Word for word, transcribe the lines below and drop the pictures.

** Start **

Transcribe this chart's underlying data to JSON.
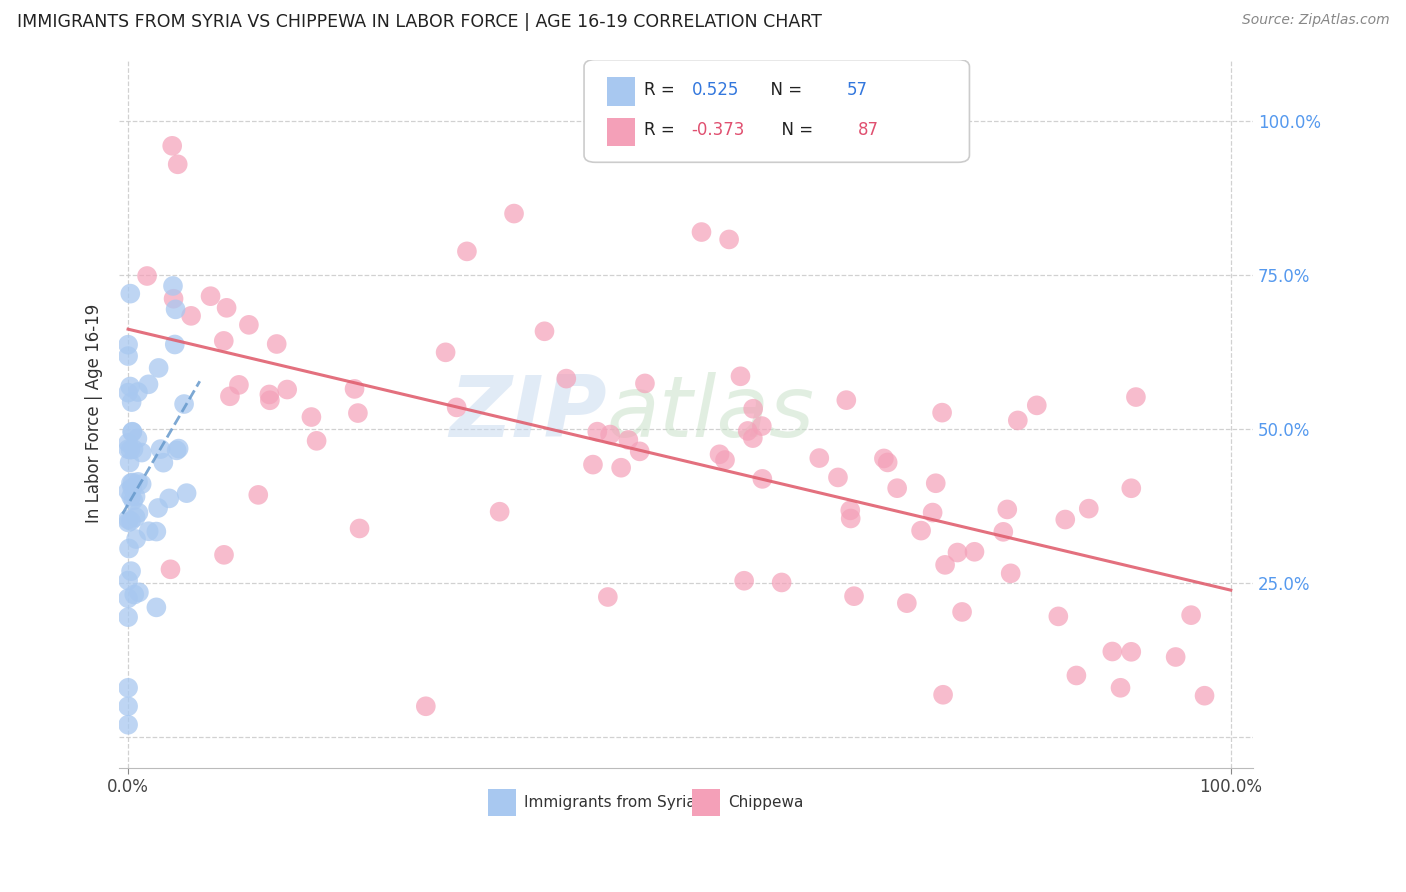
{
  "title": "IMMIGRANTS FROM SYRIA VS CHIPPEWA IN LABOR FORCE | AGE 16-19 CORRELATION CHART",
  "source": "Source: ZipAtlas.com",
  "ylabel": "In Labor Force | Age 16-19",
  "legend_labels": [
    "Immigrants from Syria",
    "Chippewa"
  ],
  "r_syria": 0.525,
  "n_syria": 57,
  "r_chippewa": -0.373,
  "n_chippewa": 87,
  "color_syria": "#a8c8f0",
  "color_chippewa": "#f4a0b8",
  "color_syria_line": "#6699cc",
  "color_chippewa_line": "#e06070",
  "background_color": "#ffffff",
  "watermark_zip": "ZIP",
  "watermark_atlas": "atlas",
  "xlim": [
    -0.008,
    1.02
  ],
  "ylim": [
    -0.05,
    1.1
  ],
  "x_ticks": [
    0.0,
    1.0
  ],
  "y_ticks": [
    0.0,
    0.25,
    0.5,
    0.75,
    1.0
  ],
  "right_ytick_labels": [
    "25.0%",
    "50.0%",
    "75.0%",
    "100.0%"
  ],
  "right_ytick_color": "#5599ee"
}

** End **

▶ [Finished answer]
Transcribe this chart's underlying data to JSON.
{
  "title": "IMMIGRANTS FROM SYRIA VS CHIPPEWA IN LABOR FORCE | AGE 16-19 CORRELATION CHART",
  "source": "Source: ZipAtlas.com",
  "ylabel": "In Labor Force | Age 16-19",
  "legend_labels": [
    "Immigrants from Syria",
    "Chippewa"
  ],
  "r_syria": 0.525,
  "n_syria": 57,
  "r_chippewa": -0.373,
  "n_chippewa": 87,
  "color_syria": "#a8c8f0",
  "color_chippewa": "#f4a0b8",
  "color_syria_line": "#6699cc",
  "color_chippewa_line": "#e06070",
  "background_color": "#ffffff",
  "watermark_zip": "ZIP",
  "watermark_atlas": "atlas",
  "xlim": [
    -0.008,
    1.02
  ],
  "ylim": [
    -0.05,
    1.1
  ],
  "x_ticks": [
    0.0,
    1.0
  ],
  "y_ticks": [
    0.0,
    0.25,
    0.5,
    0.75,
    1.0
  ],
  "right_ytick_labels": [
    "25.0%",
    "50.0%",
    "75.0%",
    "100.0%"
  ],
  "right_ytick_color": "#5599ee"
}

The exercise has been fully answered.